▸ PROBLEM
Collect all lines from the listing that include the string "watermark".

[Extracted data entries]
[start]

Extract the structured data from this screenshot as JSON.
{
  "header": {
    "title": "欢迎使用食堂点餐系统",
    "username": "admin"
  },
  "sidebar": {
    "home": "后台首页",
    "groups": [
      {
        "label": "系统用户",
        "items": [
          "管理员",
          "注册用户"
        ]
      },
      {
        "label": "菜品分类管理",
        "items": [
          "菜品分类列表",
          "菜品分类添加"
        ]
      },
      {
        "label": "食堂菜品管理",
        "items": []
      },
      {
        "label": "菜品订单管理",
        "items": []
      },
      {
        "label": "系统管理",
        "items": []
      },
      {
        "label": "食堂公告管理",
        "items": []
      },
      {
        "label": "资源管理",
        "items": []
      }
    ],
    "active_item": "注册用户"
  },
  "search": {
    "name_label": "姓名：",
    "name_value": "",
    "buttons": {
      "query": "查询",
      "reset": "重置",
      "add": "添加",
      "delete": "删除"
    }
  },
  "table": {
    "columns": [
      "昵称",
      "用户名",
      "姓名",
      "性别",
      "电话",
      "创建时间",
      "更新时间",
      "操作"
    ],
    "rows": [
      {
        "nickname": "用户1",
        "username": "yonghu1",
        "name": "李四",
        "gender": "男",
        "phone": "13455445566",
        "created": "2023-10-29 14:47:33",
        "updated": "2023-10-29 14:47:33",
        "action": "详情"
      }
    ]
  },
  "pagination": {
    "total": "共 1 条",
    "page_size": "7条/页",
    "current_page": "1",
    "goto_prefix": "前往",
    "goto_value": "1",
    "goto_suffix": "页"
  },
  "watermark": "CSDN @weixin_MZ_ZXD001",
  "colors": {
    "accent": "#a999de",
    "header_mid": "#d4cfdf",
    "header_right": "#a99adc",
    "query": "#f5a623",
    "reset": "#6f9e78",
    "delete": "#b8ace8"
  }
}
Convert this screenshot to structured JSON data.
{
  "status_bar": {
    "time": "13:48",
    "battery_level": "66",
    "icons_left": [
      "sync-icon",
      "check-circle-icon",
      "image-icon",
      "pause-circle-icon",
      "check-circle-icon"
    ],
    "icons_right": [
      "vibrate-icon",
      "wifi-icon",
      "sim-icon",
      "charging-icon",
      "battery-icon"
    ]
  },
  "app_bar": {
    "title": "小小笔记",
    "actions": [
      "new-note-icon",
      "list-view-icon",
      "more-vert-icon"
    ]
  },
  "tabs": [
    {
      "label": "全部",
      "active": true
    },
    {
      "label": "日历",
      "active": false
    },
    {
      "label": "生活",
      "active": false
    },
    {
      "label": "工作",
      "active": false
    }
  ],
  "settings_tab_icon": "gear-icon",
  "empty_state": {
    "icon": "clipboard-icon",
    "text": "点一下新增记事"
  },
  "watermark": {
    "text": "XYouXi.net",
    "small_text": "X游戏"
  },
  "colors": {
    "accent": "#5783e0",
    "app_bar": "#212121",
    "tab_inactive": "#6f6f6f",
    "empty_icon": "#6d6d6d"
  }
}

[end]

▸ RIGHT ANSWER
  "watermark": "CSDN @weixin_MZ_ZXD001",
  "watermark": {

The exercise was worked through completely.